■ BRIEF:
Copy each line exactly.

++++++++++++++++++++

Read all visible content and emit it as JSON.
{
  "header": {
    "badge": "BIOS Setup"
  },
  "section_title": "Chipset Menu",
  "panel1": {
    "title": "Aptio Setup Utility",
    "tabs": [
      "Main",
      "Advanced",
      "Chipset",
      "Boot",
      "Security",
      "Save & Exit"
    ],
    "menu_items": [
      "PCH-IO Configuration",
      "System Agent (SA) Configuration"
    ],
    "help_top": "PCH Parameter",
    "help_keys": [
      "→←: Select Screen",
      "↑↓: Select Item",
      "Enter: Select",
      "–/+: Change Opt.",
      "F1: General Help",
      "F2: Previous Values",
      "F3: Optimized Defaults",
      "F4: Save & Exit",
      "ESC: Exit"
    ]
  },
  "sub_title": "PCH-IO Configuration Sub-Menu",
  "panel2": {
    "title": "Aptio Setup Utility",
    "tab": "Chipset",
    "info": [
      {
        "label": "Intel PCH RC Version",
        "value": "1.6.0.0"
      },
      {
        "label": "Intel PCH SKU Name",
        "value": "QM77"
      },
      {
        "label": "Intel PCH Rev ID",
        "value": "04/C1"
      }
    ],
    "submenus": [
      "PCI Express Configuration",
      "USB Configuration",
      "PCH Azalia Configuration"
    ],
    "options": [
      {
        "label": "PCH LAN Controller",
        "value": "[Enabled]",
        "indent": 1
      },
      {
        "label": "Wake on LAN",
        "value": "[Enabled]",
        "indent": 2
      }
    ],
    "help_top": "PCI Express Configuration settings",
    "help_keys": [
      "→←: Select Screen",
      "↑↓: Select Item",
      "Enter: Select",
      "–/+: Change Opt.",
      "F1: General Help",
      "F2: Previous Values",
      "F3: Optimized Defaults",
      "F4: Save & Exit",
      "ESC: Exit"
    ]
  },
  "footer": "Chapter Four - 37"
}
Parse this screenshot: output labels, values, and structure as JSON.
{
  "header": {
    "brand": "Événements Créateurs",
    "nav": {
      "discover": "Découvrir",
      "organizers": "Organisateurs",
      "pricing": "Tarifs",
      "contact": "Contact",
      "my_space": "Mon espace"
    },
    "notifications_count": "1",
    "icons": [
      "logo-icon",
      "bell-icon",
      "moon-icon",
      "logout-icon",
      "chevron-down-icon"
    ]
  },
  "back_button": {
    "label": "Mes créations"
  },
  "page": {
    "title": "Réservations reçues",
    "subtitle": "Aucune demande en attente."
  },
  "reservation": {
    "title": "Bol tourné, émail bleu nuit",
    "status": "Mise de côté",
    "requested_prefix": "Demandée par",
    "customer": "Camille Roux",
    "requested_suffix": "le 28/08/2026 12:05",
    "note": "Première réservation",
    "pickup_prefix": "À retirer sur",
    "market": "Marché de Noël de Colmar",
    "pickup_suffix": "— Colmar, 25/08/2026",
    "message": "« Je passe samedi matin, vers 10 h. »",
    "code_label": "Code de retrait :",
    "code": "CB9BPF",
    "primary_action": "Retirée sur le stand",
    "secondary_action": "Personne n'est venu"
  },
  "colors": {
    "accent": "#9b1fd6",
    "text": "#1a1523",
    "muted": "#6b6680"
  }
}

++++++++++++++++++++

■ OUTPUT FOR THIS TASK:
Read all visible content and emit it as JSON.
{
  "header": {
    "badge": "BIOS Setup"
  },
  "section_title": "Chipset Menu",
  "panel1": {
    "title": "Aptio Setup Utility",
    "tabs": [
      "Main",
      "Advanced",
      "Chipset",
      "Boot",
      "Security",
      "Save & Exit"
    ],
    "menu_items": [
      "PCH-IO Configuration",
      "System Agent (SA) Configuration"
    ],
    "help_top": "PCH Parameter",
    "help_keys": [
      "→←: Select Screen",
      "↑↓: Select Item",
      "Enter: Select",
      "–/+: Change Opt.",
      "F1: General Help",
      "F2: Previous Values",
      "F3: Optimized Defaults",
      "F4: Save & Exit",
      "ESC: Exit"
    ]
  },
  "sub_title": "PCH-IO Configuration Sub-Menu",
  "panel2": {
    "title": "Aptio Setup Utility",
    "tab": "Chipset",
    "info": [
      {
        "label": "Intel PCH RC Version",
        "value": "1.6.0.0"
      },
      {
        "label": "Intel PCH SKU Name",
        "value": "QM77"
      },
      {
        "label": "Intel PCH Rev ID",
        "value": "04/C1"
      }
    ],
    "submenus": [
      "PCI Express Configuration",
      "USB Configuration",
      "PCH Azalia Configuration"
    ],
    "options": [
      {
        "label": "PCH LAN Controller",
        "value": "[Enabled]",
        "indent": 1
      },
      {
        "label": "Wake on LAN",
        "value": "[Enabled]",
        "indent": 2
      }
    ],
    "help_top": "PCI Express Configuration settings",
    "help_keys": [
      "→←: Select Screen",
      "↑↓: Select Item",
      "Enter: Select",
      "–/+: Change Opt.",
      "F1: General Help",
      "F2: Previous Values",
      "F3: Optimized Defaults",
      "F4: Save & Exit",
      "ESC: Exit"
    ]
  },
  "footer": "Chapter Four - 37"
}
Parse this screenshot: output labels, values, and structure as JSON.
{
  "header": {
    "brand": "Événements Créateurs",
    "nav": {
      "discover": "Découvrir",
      "organizers": "Organisateurs",
      "pricing": "Tarifs",
      "contact": "Contact",
      "my_space": "Mon espace"
    },
    "notifications_count": "1",
    "icons": [
      "logo-icon",
      "bell-icon",
      "moon-icon",
      "logout-icon",
      "chevron-down-icon"
    ]
  },
  "back_button": {
    "label": "Mes créations"
  },
  "page": {
    "title": "Réservations reçues",
    "subtitle": "Aucune demande en attente."
  },
  "reservation": {
    "title": "Bol tourné, émail bleu nuit",
    "status": "Mise de côté",
    "requested_prefix": "Demandée par",
    "customer": "Camille Roux",
    "requested_suffix": "le 28/08/2026 12:05",
    "note": "Première réservation",
    "pickup_prefix": "À retirer sur",
    "market": "Marché de Noël de Colmar",
    "pickup_suffix": "— Colmar, 25/08/2026",
    "message": "« Je passe samedi matin, vers 10 h. »",
    "code_label": "Code de retrait :",
    "code": "CB9BPF",
    "primary_action": "Retirée sur le stand",
    "secondary_action": "Personne n'est venu"
  },
  "colors": {
    "accent": "#9b1fd6",
    "text": "#1a1523",
    "muted": "#6b6680"
  }
}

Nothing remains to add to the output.